== Stated problem ==
Show every line in the records below that contains the word "structured".

start Provided information

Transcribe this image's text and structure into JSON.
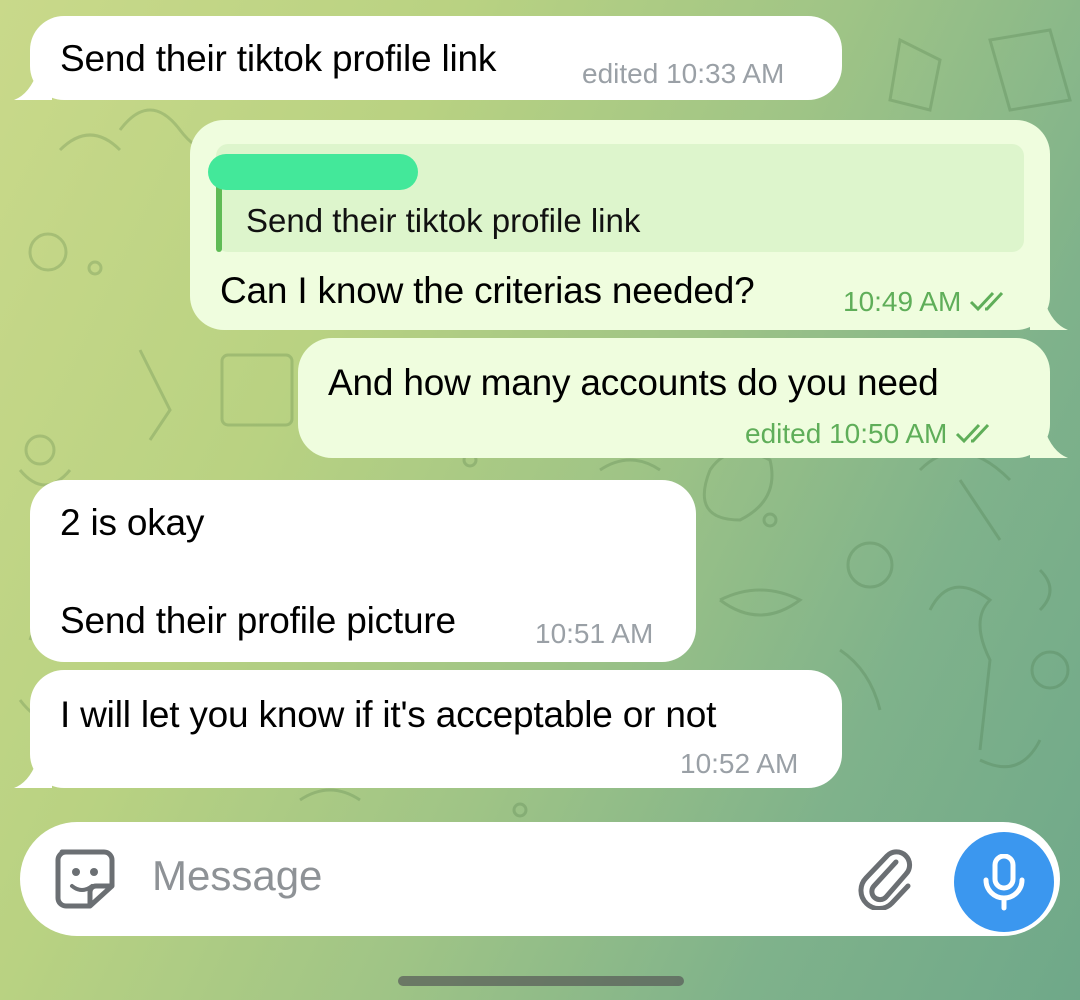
{
  "messages": [
    {
      "direction": "incoming",
      "text": "Send their tiktok profile link",
      "meta": "edited 10:33 AM"
    },
    {
      "direction": "outgoing",
      "reply_quote": "Send their tiktok profile link",
      "text": "Can I know the criterias needed?",
      "meta": "10:49 AM",
      "status": "read"
    },
    {
      "direction": "outgoing",
      "text": "And how many accounts do you need",
      "meta": "edited 10:50 AM",
      "status": "read"
    },
    {
      "direction": "incoming",
      "text_line1": "2 is okay",
      "text_line2": "Send their profile picture",
      "meta": "10:51 AM"
    },
    {
      "direction": "incoming",
      "text": "I will let you know if it's acceptable or not",
      "meta": "10:52 AM"
    }
  ],
  "composer": {
    "placeholder": "Message",
    "left_icon": "sticker-icon",
    "attach_icon": "paperclip-icon",
    "send_icon": "microphone-icon"
  },
  "colors": {
    "incoming_bubble": "#ffffff",
    "outgoing_bubble": "#effdde",
    "outgoing_meta": "#5fae59",
    "mic_button": "#3b97ef",
    "reply_bar": "#5fbb55"
  }
}
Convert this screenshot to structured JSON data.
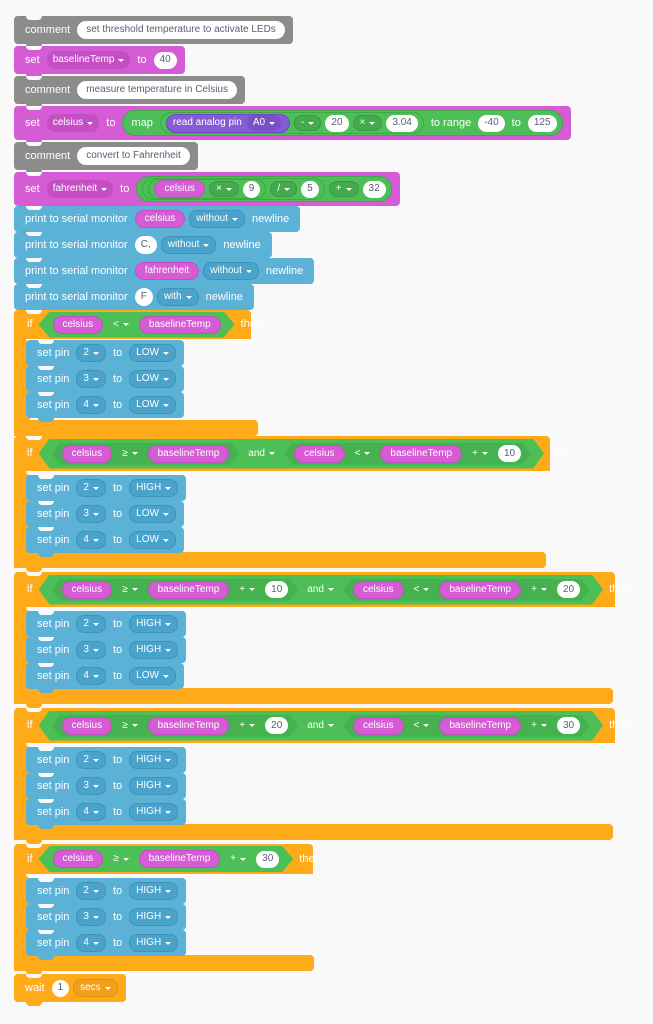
{
  "editor": {
    "name": "block-programming-canvas",
    "background": "#f9f9f9"
  },
  "palette": {
    "comment": "#8c8c8c",
    "variable": "#d65cd6",
    "operator": "#4cbf56",
    "serial": "#5cb1d6",
    "pin": "#5cb1d6",
    "control": "#ffab19",
    "sensing": "#855cd6",
    "field_white": "#ffffff",
    "field_text": "#575e75"
  },
  "labels": {
    "comment": "comment",
    "set": "set",
    "to": "to",
    "map": "map",
    "to_range": "to range",
    "read_analog_pin": "read analog pin",
    "print_to_serial_monitor": "print to serial monitor",
    "newline": "newline",
    "set_pin": "set pin",
    "if": "if",
    "then": "then",
    "wait": "wait"
  },
  "blocks": [
    {
      "id": "comment-1",
      "type": "comment",
      "label": "comment",
      "text": "set threshold temperature to activate LEDs"
    },
    {
      "id": "set-baselinetemp",
      "type": "set-variable",
      "label": "set",
      "variable": "baselineTemp",
      "to": "to",
      "value": "40"
    },
    {
      "id": "comment-2",
      "type": "comment",
      "label": "comment",
      "text": "measure temperature in Celsius"
    },
    {
      "id": "set-celsius",
      "type": "set-variable-map",
      "label": "set",
      "variable": "celsius",
      "to": "to",
      "map": "map",
      "read_analog_pin": "read analog pin",
      "analog_pin": "A0",
      "op1": "-",
      "operand1": "20",
      "op2": "×",
      "operand2": "3.04",
      "to_range": "to range",
      "range_min": "-40",
      "range_to": "to",
      "range_max": "125"
    },
    {
      "id": "comment-3",
      "type": "comment",
      "label": "comment",
      "text": "convert to Fahrenheit"
    },
    {
      "id": "set-fahrenheit",
      "type": "set-variable-expr",
      "label": "set",
      "variable": "fahrenheit",
      "to": "to",
      "term": "celsius",
      "op1": "×",
      "operand1": "9",
      "op2": "/",
      "operand2": "5",
      "op3": "+",
      "operand3": "32"
    },
    {
      "id": "print-celsius",
      "type": "serial-print",
      "label": "print to serial monitor",
      "value": "celsius",
      "value_kind": "variable",
      "mode": "without",
      "newline": "newline"
    },
    {
      "id": "print-c-unit",
      "type": "serial-print",
      "label": "print to serial monitor",
      "value": "C,",
      "value_kind": "text",
      "mode": "without",
      "newline": "newline"
    },
    {
      "id": "print-fahrenheit",
      "type": "serial-print",
      "label": "print to serial monitor",
      "value": "fahrenheit",
      "value_kind": "variable",
      "mode": "without",
      "newline": "newline"
    },
    {
      "id": "print-f-unit",
      "type": "serial-print",
      "label": "print to serial monitor",
      "value": "F",
      "value_kind": "text",
      "mode": "with",
      "newline": "newline"
    }
  ],
  "conditionals": [
    {
      "id": "if-1",
      "label": "if",
      "then": "then",
      "condition": {
        "compound": false,
        "left": "celsius",
        "op": "<",
        "right": "baselineTemp",
        "right_op": null,
        "right_offset": null
      },
      "body": [
        {
          "label": "set pin",
          "pin": "2",
          "to": "to",
          "state": "LOW"
        },
        {
          "label": "set pin",
          "pin": "3",
          "to": "to",
          "state": "LOW"
        },
        {
          "label": "set pin",
          "pin": "4",
          "to": "to",
          "state": "LOW"
        }
      ]
    },
    {
      "id": "if-2",
      "label": "if",
      "then": "then",
      "condition": {
        "compound": true,
        "joiner": "and",
        "a": {
          "left": "celsius",
          "op": "≥",
          "right": "baselineTemp",
          "right_op": null,
          "right_offset": null
        },
        "b": {
          "left": "celsius",
          "op": "<",
          "right": "baselineTemp",
          "right_op": "+",
          "right_offset": "10"
        }
      },
      "body": [
        {
          "label": "set pin",
          "pin": "2",
          "to": "to",
          "state": "HIGH"
        },
        {
          "label": "set pin",
          "pin": "3",
          "to": "to",
          "state": "LOW"
        },
        {
          "label": "set pin",
          "pin": "4",
          "to": "to",
          "state": "LOW"
        }
      ]
    },
    {
      "id": "if-3",
      "label": "if",
      "then": "then",
      "condition": {
        "compound": true,
        "joiner": "and",
        "a": {
          "left": "celsius",
          "op": "≥",
          "right": "baselineTemp",
          "right_op": "+",
          "right_offset": "10"
        },
        "b": {
          "left": "celsius",
          "op": "<",
          "right": "baselineTemp",
          "right_op": "+",
          "right_offset": "20"
        }
      },
      "body": [
        {
          "label": "set pin",
          "pin": "2",
          "to": "to",
          "state": "HIGH"
        },
        {
          "label": "set pin",
          "pin": "3",
          "to": "to",
          "state": "HIGH"
        },
        {
          "label": "set pin",
          "pin": "4",
          "to": "to",
          "state": "LOW"
        }
      ]
    },
    {
      "id": "if-4",
      "label": "if",
      "then": "then",
      "condition": {
        "compound": true,
        "joiner": "and",
        "a": {
          "left": "celsius",
          "op": "≥",
          "right": "baselineTemp",
          "right_op": "+",
          "right_offset": "20"
        },
        "b": {
          "left": "celsius",
          "op": "<",
          "right": "baselineTemp",
          "right_op": "+",
          "right_offset": "30"
        }
      },
      "body": [
        {
          "label": "set pin",
          "pin": "2",
          "to": "to",
          "state": "HIGH"
        },
        {
          "label": "set pin",
          "pin": "3",
          "to": "to",
          "state": "HIGH"
        },
        {
          "label": "set pin",
          "pin": "4",
          "to": "to",
          "state": "HIGH"
        }
      ]
    },
    {
      "id": "if-5",
      "label": "if",
      "then": "then",
      "condition": {
        "compound": false,
        "left": "celsius",
        "op": "≥",
        "right": "baselineTemp",
        "right_op": "+",
        "right_offset": "30"
      },
      "body": [
        {
          "label": "set pin",
          "pin": "2",
          "to": "to",
          "state": "HIGH"
        },
        {
          "label": "set pin",
          "pin": "3",
          "to": "to",
          "state": "HIGH"
        },
        {
          "label": "set pin",
          "pin": "4",
          "to": "to",
          "state": "HIGH"
        }
      ]
    }
  ],
  "wait_block": {
    "label": "wait",
    "value": "1",
    "unit": "secs"
  }
}
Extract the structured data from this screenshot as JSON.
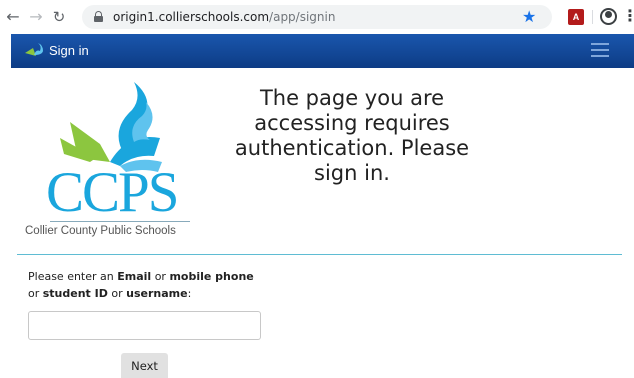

end Provided information

== Solution to this task ==
Convert this screenshot to structured JSON data.
Extract the structured data from this screenshot as JSON.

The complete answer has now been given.